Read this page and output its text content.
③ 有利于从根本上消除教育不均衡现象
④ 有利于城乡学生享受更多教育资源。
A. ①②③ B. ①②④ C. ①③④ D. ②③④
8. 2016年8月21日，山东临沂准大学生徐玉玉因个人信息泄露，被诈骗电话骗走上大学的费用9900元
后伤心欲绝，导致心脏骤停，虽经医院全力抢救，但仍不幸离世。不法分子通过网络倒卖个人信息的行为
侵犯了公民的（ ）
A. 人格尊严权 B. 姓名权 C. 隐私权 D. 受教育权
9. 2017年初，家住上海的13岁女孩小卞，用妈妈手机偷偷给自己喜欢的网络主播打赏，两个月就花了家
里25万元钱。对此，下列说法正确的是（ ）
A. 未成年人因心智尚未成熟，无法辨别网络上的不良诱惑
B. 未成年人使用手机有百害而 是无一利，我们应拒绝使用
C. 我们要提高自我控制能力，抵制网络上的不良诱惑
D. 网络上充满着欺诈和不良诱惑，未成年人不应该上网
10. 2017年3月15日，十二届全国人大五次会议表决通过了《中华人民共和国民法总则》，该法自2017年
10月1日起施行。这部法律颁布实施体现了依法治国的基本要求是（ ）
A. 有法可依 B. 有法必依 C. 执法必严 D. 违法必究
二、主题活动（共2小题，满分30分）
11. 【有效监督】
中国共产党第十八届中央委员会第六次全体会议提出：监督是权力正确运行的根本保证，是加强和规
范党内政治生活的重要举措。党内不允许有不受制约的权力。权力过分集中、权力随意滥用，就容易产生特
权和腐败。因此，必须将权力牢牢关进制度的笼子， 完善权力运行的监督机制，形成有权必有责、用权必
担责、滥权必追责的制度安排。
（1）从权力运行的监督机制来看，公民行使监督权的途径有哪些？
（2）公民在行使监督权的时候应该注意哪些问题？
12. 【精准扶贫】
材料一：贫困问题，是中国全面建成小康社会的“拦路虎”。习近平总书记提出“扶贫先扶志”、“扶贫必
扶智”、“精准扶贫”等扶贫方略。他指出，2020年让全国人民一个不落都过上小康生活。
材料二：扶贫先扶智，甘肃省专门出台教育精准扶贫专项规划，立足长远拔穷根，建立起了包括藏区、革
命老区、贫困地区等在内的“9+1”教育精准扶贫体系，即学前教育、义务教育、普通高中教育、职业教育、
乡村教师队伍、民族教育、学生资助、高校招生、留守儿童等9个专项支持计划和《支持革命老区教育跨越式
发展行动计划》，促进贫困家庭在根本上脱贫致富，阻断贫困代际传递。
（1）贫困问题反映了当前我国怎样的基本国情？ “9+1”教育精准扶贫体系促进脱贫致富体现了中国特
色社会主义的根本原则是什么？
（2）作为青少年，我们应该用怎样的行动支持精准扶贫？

·····

Goal: Return every line of the material exactly.

Answer below:
Read this page and output its text content.
③ 有利于从根本上消除教育不均衡现象
④ 有利于城乡学生享受更多教育资源。
A. ①②③ B. ①②④ C. ①③④ D. ②③④
8. 2016年8月21日，山东临沂准大学生徐玉玉因个人信息泄露，被诈骗电话骗走上大学的费用9900元
后伤心欲绝，导致心脏骤停，虽经医院全力抢救，但仍不幸离世。不法分子通过网络倒卖个人信息的行为
侵犯了公民的（ ）
A. 人格尊严权 B. 姓名权 C. 隐私权 D. 受教育权
9. 2017年初，家住上海的13岁女孩小卞，用妈妈手机偷偷给自己喜欢的网络主播打赏，两个月就花了家
里25万元钱。对此，下列说法正确的是（ ）
A. 未成年人因心智尚未成熟，无法辨别网络上的不良诱惑
B. 未成年人使用手机有百害而 是无一利，我们应拒绝使用
C. 我们要提高自我控制能力，抵制网络上的不良诱惑
D. 网络上充满着欺诈和不良诱惑，未成年人不应该上网
10. 2017年3月15日，十二届全国人大五次会议表决通过了《中华人民共和国民法总则》，该法自2017年
10月1日起施行。这部法律颁布实施体现了依法治国的基本要求是（ ）
A. 有法可依 B. 有法必依 C. 执法必严 D. 违法必究
二、主题活动（共2小题，满分30分）
11. 【有效监督】
中国共产党第十八届中央委员会第六次全体会议提出：监督是权力正确运行的根本保证，是加强和规
范党内政治生活的重要举措。党内不允许有不受制约的权力。权力过分集中、权力随意滥用，就容易产生特
权和腐败。因此，必须将权力牢牢关进制度的笼子， 完善权力运行的监督机制，形成有权必有责、用权必
担责、滥权必追责的制度安排。
（1）从权力运行的监督机制来看，公民行使监督权的途径有哪些？
（2）公民在行使监督权的时候应该注意哪些问题？
12. 【精准扶贫】
材料一：贫困问题，是中国全面建成小康社会的“拦路虎”。习近平总书记提出“扶贫先扶志”、“扶贫必
扶智”、“精准扶贫”等扶贫方略。他指出，2020年让全国人民一个不落都过上小康生活。
材料二：扶贫先扶智，甘肃省专门出台教育精准扶贫专项规划，立足长远拔穷根，建立起了包括藏区、革
命老区、贫困地区等在内的“9+1”教育精准扶贫体系，即学前教育、义务教育、普通高中教育、职业教育、
乡村教师队伍、民族教育、学生资助、高校招生、留守儿童等9个专项支持计划和《支持革命老区教育跨越式
发展行动计划》，促进贫困家庭在根本上脱贫致富，阻断贫困代际传递。
（1）贫困问题反映了当前我国怎样的基本国情？ “9+1”教育精准扶贫体系促进脱贫致富体现了中国特
色社会主义的根本原则是什么？
（2）作为青少年，我们应该用怎样的行动支持精准扶贫？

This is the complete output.